TASK DETAILS:
Set each record down exactly, excluding all images.

DATASET RECORDS:
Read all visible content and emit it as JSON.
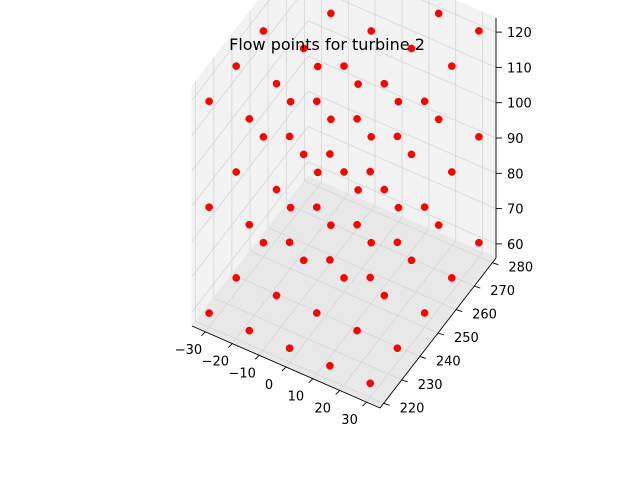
{
  "chart_data": {
    "type": "scatter",
    "projection": "3d",
    "title": "Flow points for turbine 2",
    "xlabel": "",
    "ylabel": "",
    "zlabel": "",
    "grid": true,
    "colors": {
      "point": "#ff0000",
      "pane": "#f2f2f2",
      "grid": "#d6d6d6"
    },
    "axes": {
      "x": {
        "lim": [
          -35,
          35
        ],
        "ticks": [
          -30,
          -20,
          -10,
          0,
          10,
          20,
          30
        ],
        "tick_labels": [
          "−30",
          "−20",
          "−10",
          "0",
          "10",
          "20",
          "30"
        ]
      },
      "y": {
        "lim": [
          218,
          282
        ],
        "ticks": [
          220,
          230,
          240,
          250,
          260,
          270,
          280
        ],
        "tick_labels": [
          "220",
          "230",
          "240",
          "250",
          "260",
          "270",
          "280"
        ]
      },
      "z": {
        "lim": [
          56,
          124
        ],
        "ticks": [
          60,
          70,
          80,
          90,
          100,
          110,
          120
        ],
        "tick_labels": [
          "60",
          "70",
          "80",
          "90",
          "100",
          "110",
          "120"
        ]
      }
    },
    "grid_values": {
      "x": [
        -30,
        -15,
        0,
        15,
        30
      ],
      "y": [
        220,
        235,
        250,
        265,
        280
      ],
      "z": [
        60,
        90,
        120
      ]
    }
  }
}
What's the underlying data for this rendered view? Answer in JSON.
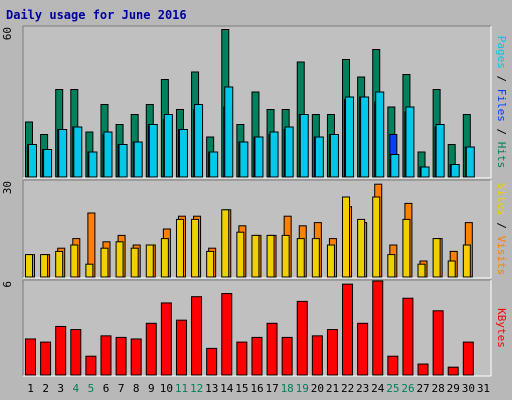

TASK OUTPUT:
Read all visible content and emit it as JSON.
{
  "chart_data": {
    "type": "scatter",
    "projection": "3d",
    "title": "Flow points for turbine 2",
    "xlabel": "",
    "ylabel": "",
    "zlabel": "",
    "grid": true,
    "colors": {
      "point": "#ff0000",
      "pane": "#f2f2f2",
      "grid": "#d6d6d6"
    },
    "axes": {
      "x": {
        "lim": [
          -35,
          35
        ],
        "ticks": [
          -30,
          -20,
          -10,
          0,
          10,
          20,
          30
        ],
        "tick_labels": [
          "−30",
          "−20",
          "−10",
          "0",
          "10",
          "20",
          "30"
        ]
      },
      "y": {
        "lim": [
          218,
          282
        ],
        "ticks": [
          220,
          230,
          240,
          250,
          260,
          270,
          280
        ],
        "tick_labels": [
          "220",
          "230",
          "240",
          "250",
          "260",
          "270",
          "280"
        ]
      },
      "z": {
        "lim": [
          56,
          124
        ],
        "ticks": [
          60,
          70,
          80,
          90,
          100,
          110,
          120
        ],
        "tick_labels": [
          "60",
          "70",
          "80",
          "90",
          "100",
          "110",
          "120"
        ]
      }
    },
    "grid_values": {
      "x": [
        -30,
        -15,
        0,
        15,
        30
      ],
      "y": [
        220,
        235,
        250,
        265,
        280
      ],
      "z": [
        60,
        90,
        120
      ]
    }
  }
}
What's the underlying data for this rendered view? Answer in JSON.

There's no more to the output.